--- Begin MATERIAL FOR THIS TASK ---
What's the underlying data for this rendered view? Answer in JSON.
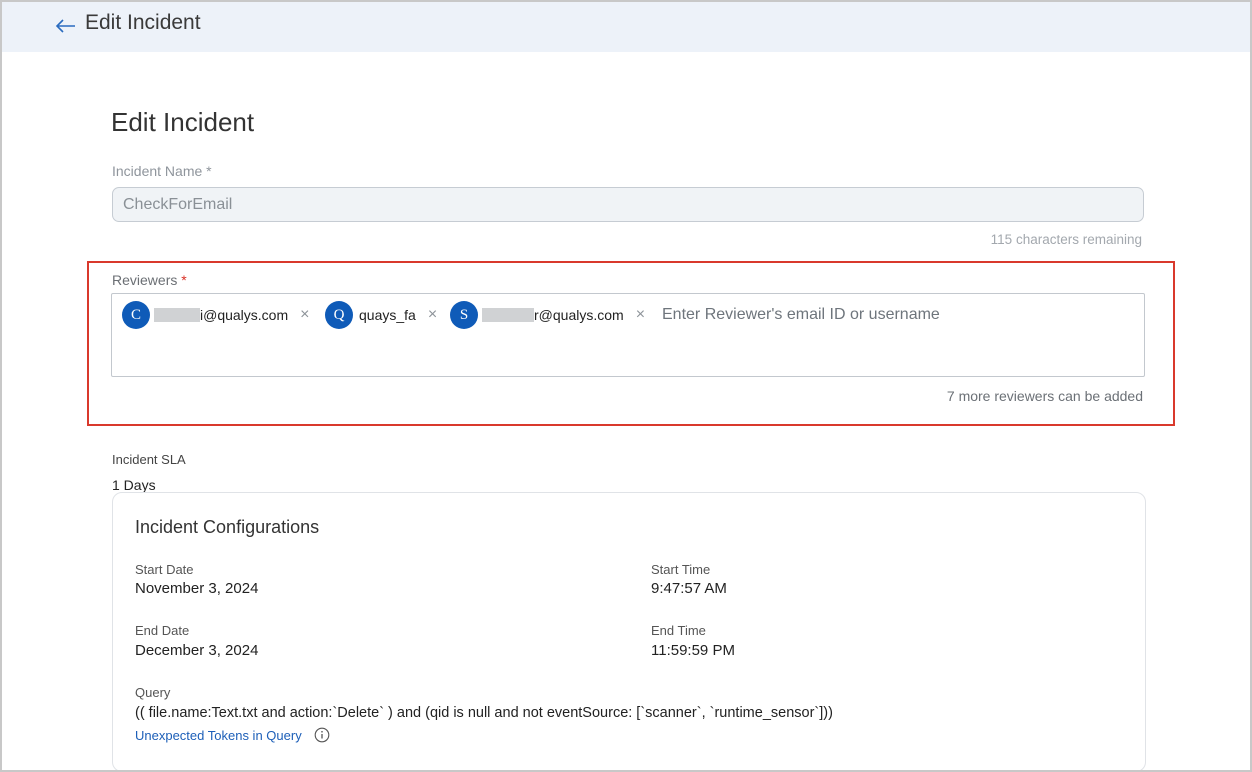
{
  "header": {
    "title": "Edit Incident",
    "back_icon": "arrow-left-icon"
  },
  "page": {
    "title": "Edit Incident"
  },
  "incident_name": {
    "label": "Incident Name",
    "required_mark": "*",
    "value": "CheckForEmail",
    "chars_remaining": "115 characters remaining"
  },
  "reviewers": {
    "label": "Reviewers",
    "required_mark": "*",
    "chips": [
      {
        "initial": "C",
        "text": "i@qualys.com",
        "redacted": true
      },
      {
        "initial": "Q",
        "text": "quays_fa",
        "redacted": false
      },
      {
        "initial": "S",
        "text": "r@qualys.com",
        "redacted": true
      }
    ],
    "remove_glyph": "×",
    "placeholder": "Enter Reviewer's email ID or username",
    "more_text": "7 more reviewers can be added",
    "avatar_color": "#0f5bb8",
    "highlight_color": "#d9392c"
  },
  "sla": {
    "label": "Incident SLA",
    "value": "1 Days"
  },
  "configurations": {
    "title": "Incident Configurations",
    "start_date_label": "Start Date",
    "start_date": "November 3, 2024",
    "start_time_label": "Start Time",
    "start_time": "9:47:57 AM",
    "end_date_label": "End Date",
    "end_date": "December 3, 2024",
    "end_time_label": "End Time",
    "end_time": "11:59:59 PM",
    "query_label": "Query",
    "query": "(( file.name:Text.txt and action:`Delete` ) and (qid is null and not eventSource: [`scanner`, `runtime_sensor`]))",
    "query_link": "Unexpected Tokens in Query",
    "info_icon": "info-circle-icon"
  }
}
--- End MATERIAL FOR THIS TASK ---
TASK: Each line in the data that holds the string "title" should be found and copied.

TASK RESPONSE:
    "title": "Edit Incident",
    "title": "Edit Incident"
    "title": "Incident Configurations",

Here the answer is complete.